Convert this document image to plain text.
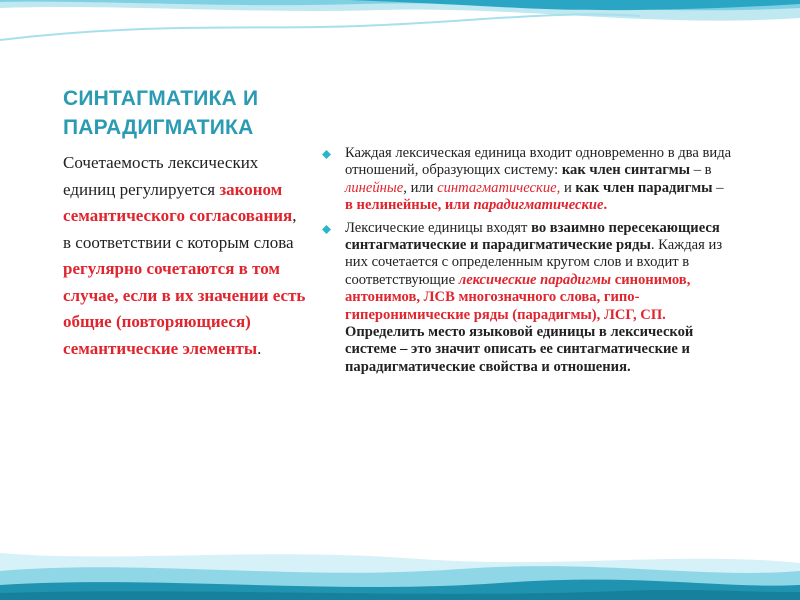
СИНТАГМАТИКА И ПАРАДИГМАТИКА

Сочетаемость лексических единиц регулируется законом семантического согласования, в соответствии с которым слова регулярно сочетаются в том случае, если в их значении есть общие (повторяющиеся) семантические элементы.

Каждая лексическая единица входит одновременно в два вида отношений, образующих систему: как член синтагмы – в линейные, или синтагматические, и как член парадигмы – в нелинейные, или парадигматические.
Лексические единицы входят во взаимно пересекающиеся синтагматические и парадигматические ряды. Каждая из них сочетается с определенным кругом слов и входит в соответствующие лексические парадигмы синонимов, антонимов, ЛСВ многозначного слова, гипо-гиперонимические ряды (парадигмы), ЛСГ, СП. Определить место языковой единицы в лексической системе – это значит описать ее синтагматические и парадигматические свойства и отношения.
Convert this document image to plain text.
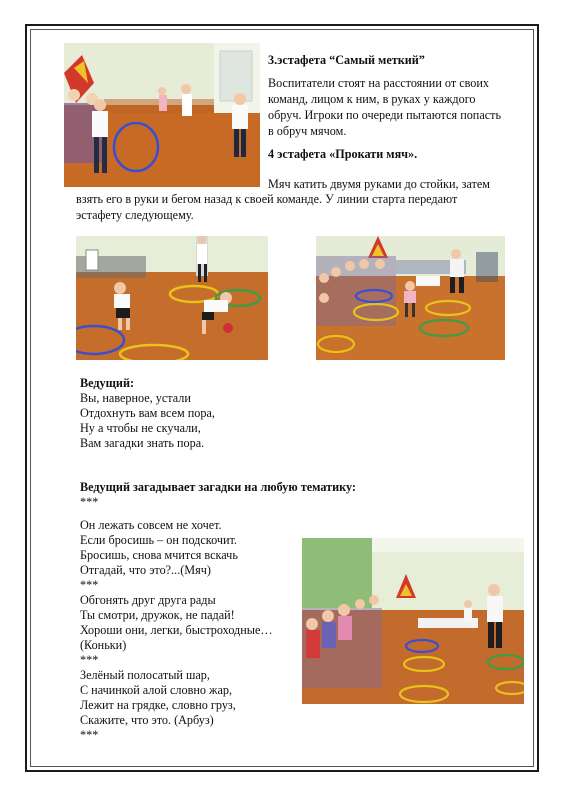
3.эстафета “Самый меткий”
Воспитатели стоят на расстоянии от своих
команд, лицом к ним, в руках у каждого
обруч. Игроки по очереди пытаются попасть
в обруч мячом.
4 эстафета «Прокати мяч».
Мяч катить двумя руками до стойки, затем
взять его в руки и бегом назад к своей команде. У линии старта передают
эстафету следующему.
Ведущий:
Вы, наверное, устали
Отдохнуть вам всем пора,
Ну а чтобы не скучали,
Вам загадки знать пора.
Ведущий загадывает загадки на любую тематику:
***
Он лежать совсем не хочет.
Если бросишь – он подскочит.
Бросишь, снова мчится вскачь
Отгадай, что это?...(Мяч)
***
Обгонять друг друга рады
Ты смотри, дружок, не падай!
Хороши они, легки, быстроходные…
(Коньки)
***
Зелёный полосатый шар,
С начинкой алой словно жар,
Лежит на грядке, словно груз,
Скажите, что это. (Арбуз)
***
——————————
Extract the entries in full, exactly as they are, minus the pictures.

Convert this document image to plain text.
СИНТАГМАТИКА И ПАРАДИГМАТИКА

Сочетаемость лексических единиц регулируется законом семантического согласования, в соответствии с которым слова регулярно сочетаются в том случае, если в их значении есть общие (повторяющиеся) семантические элементы.

Каждая лексическая единица входит одновременно в два вида отношений, образующих систему: как член синтагмы – в линейные, или синтагматические, и как член парадигмы – в нелинейные, или парадигматические.
Лексические единицы входят во взаимно пересекающиеся синтагматические и парадигматические ряды. Каждая из них сочетается с определенным кругом слов и входит в соответствующие лексические парадигмы синонимов, антонимов, ЛСВ многозначного слова, гипо-гиперонимические ряды (парадигмы), ЛСГ, СП. Определить место языковой единицы в лексической системе – это значит описать ее синтагматические и парадигматические свойства и отношения.
Convert this document image to plain text.
3.эстафета “Самый меткий”
Воспитатели стоят на расстоянии от своих
команд, лицом к ним, в руках у каждого
обруч. Игроки по очереди пытаются попасть
в обруч мячом.
4 эстафета «Прокати мяч».
Мяч катить двумя руками до стойки, затем
взять его в руки и бегом назад к своей команде. У линии старта передают
эстафету следующему.
Ведущий:
Вы, наверное, устали
Отдохнуть вам всем пора,
Ну а чтобы не скучали,
Вам загадки знать пора.
Ведущий загадывает загадки на любую тематику:
***
Он лежать совсем не хочет.
Если бросишь – он подскочит.
Бросишь, снова мчится вскачь
Отгадай, что это?...(Мяч)
***
Обгонять друг друга рады
Ты смотри, дружок, не падай!
Хороши они, легки, быстроходные…
(Коньки)
***
Зелёный полосатый шар,
С начинкой алой словно жар,
Лежит на грядке, словно груз,
Скажите, что это. (Арбуз)
***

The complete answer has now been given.